(A run of records)
___
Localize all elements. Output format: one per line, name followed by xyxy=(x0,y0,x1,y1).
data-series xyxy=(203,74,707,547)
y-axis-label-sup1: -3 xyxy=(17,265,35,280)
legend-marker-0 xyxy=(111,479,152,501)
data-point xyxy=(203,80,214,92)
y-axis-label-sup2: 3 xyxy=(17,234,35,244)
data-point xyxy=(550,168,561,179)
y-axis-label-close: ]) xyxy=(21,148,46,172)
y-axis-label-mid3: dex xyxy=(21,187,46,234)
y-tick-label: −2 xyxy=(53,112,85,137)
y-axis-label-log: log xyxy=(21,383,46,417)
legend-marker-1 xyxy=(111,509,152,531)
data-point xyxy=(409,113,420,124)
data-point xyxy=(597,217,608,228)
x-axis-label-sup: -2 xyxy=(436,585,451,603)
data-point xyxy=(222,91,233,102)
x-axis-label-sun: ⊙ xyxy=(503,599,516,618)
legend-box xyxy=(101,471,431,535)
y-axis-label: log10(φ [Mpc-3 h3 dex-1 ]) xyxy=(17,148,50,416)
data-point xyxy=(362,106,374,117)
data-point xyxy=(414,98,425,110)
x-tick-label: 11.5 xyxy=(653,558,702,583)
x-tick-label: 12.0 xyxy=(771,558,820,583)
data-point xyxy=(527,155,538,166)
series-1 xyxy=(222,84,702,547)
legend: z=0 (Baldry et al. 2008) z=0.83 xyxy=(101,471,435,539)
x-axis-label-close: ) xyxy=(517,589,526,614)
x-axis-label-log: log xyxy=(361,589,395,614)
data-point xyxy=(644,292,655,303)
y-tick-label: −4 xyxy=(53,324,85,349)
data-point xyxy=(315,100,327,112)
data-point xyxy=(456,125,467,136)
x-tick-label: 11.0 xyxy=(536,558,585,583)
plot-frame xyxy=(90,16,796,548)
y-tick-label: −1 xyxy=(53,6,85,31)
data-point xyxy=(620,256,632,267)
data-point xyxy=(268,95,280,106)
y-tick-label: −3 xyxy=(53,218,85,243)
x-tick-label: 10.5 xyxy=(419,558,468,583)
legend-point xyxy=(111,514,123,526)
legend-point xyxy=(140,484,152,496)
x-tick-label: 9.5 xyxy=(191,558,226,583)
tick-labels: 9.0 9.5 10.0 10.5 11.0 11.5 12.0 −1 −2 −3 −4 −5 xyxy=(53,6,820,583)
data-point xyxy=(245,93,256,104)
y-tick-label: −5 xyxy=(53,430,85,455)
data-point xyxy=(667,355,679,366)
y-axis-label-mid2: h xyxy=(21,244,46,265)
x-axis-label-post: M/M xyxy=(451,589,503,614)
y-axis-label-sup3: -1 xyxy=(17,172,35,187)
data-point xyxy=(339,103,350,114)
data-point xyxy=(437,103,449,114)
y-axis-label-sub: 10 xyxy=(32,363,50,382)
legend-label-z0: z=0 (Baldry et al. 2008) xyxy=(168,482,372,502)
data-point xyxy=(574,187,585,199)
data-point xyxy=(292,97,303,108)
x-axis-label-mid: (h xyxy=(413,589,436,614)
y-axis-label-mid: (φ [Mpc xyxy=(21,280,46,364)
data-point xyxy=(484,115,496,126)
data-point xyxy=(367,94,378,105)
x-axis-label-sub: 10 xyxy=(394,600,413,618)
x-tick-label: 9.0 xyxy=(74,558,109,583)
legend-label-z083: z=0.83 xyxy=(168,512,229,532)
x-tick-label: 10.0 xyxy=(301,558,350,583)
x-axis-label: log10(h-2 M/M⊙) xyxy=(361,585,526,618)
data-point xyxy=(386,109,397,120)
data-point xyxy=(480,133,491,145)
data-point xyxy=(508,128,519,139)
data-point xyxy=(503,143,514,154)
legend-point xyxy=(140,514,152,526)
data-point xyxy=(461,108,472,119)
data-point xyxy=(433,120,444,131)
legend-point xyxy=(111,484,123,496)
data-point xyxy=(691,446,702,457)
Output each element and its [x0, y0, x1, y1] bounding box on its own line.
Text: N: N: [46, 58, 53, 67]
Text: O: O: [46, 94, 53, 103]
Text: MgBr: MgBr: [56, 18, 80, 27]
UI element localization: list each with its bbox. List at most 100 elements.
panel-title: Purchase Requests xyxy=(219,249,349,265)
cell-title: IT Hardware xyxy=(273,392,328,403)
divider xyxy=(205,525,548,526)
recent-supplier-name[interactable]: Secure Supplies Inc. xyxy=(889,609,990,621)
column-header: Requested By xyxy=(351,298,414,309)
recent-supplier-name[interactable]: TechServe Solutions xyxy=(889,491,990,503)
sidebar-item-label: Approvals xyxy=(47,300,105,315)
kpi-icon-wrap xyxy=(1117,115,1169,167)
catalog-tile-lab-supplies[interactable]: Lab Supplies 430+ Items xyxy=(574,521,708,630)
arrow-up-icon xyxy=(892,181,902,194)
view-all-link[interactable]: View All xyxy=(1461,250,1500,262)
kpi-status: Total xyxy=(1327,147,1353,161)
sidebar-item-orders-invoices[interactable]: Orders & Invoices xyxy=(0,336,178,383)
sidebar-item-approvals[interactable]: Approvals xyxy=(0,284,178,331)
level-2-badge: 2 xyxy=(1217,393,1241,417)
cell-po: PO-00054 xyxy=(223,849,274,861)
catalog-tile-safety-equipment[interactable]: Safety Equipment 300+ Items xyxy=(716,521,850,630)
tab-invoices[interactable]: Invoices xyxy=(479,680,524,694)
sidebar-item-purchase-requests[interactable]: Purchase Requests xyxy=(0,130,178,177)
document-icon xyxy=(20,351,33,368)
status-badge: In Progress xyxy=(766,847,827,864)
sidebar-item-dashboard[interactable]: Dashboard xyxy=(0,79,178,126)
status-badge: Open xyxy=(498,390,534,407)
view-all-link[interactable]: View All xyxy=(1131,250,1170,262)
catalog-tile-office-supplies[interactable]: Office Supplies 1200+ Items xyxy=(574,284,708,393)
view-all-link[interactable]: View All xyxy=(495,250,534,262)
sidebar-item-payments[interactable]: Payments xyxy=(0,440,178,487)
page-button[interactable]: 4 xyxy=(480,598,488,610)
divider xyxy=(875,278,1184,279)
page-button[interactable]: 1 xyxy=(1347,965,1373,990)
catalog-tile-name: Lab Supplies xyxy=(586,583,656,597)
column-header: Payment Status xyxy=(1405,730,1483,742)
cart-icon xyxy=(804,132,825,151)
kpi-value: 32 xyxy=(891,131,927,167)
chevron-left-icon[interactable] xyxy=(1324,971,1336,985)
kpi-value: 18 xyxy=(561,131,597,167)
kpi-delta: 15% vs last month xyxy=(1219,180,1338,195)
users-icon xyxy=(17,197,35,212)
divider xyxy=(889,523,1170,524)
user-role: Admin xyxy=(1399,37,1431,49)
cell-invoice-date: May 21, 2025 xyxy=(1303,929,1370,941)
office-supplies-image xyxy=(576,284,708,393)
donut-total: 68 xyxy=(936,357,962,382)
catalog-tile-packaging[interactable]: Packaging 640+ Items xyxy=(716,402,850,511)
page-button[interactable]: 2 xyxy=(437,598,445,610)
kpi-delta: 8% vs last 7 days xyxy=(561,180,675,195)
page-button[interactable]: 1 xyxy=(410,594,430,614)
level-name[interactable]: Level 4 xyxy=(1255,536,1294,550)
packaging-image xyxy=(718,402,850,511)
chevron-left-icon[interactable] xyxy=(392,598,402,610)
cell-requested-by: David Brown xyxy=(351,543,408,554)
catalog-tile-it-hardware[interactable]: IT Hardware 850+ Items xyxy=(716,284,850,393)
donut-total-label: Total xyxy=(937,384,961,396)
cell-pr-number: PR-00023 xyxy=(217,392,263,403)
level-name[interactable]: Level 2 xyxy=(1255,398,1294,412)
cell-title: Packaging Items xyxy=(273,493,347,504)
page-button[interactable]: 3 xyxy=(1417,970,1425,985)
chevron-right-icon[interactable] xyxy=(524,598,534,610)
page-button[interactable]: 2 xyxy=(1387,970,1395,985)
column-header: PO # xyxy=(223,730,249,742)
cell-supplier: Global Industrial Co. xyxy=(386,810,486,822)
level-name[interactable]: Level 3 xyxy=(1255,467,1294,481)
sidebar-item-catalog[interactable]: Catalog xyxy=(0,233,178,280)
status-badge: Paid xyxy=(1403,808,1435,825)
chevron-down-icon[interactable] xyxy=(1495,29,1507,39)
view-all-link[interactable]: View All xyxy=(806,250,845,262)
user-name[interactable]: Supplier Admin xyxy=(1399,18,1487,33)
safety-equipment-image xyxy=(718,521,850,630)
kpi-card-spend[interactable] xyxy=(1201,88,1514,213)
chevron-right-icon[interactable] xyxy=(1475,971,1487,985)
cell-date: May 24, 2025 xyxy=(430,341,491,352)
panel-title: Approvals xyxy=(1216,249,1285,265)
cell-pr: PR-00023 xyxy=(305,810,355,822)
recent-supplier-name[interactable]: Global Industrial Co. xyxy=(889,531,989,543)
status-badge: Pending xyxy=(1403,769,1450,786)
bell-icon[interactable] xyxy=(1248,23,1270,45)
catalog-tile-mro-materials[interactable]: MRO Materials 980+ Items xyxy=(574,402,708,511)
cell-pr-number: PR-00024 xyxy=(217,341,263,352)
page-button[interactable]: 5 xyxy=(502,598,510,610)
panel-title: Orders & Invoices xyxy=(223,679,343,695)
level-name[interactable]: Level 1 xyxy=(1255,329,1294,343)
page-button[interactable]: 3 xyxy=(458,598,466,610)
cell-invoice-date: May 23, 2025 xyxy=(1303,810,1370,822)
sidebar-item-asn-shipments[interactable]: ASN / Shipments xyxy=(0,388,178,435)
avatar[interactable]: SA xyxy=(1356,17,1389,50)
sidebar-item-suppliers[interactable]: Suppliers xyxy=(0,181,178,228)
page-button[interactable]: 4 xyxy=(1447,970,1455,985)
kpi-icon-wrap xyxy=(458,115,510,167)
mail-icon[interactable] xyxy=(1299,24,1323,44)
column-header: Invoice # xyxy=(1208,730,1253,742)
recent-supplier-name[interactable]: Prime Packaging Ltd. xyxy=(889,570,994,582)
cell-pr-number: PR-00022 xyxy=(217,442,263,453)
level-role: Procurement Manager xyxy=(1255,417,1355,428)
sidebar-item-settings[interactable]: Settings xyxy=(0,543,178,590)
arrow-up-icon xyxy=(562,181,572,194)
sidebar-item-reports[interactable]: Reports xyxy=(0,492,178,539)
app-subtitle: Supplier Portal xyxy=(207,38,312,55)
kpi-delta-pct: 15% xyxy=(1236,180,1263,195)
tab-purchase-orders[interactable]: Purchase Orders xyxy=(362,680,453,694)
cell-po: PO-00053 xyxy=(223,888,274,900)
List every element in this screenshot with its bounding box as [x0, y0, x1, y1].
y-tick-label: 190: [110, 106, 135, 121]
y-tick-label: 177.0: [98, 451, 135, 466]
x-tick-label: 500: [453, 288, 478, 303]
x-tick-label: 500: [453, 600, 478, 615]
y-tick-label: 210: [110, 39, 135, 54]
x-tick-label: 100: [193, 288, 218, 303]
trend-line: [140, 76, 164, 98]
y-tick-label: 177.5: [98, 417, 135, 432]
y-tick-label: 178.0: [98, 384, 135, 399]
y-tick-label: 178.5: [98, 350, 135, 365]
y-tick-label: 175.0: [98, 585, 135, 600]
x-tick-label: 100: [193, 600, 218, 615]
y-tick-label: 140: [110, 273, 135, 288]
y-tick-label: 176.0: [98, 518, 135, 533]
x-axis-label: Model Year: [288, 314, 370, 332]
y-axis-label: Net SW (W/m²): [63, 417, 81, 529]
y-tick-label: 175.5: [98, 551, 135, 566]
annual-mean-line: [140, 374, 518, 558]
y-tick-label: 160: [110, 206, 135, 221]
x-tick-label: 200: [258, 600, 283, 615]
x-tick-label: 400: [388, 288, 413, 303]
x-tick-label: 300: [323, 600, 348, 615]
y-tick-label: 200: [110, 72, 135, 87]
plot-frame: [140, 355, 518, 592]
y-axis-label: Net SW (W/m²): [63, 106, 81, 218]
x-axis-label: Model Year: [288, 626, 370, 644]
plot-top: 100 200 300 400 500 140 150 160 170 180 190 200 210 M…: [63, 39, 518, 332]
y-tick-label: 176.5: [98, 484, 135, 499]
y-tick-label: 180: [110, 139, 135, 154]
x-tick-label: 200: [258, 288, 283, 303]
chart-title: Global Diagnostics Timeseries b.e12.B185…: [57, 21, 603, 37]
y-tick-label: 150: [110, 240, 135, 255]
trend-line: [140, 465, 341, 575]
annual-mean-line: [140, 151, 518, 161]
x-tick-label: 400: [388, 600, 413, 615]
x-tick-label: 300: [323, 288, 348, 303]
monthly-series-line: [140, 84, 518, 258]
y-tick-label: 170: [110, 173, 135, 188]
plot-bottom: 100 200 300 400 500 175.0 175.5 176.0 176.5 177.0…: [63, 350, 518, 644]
___
Problem: Pull out each line from the items above that contains the string "arrow". Case counts.

Answer below:
arrow-up-icon xyxy=(892,181,902,194)
arrow-up-icon xyxy=(562,181,572,194)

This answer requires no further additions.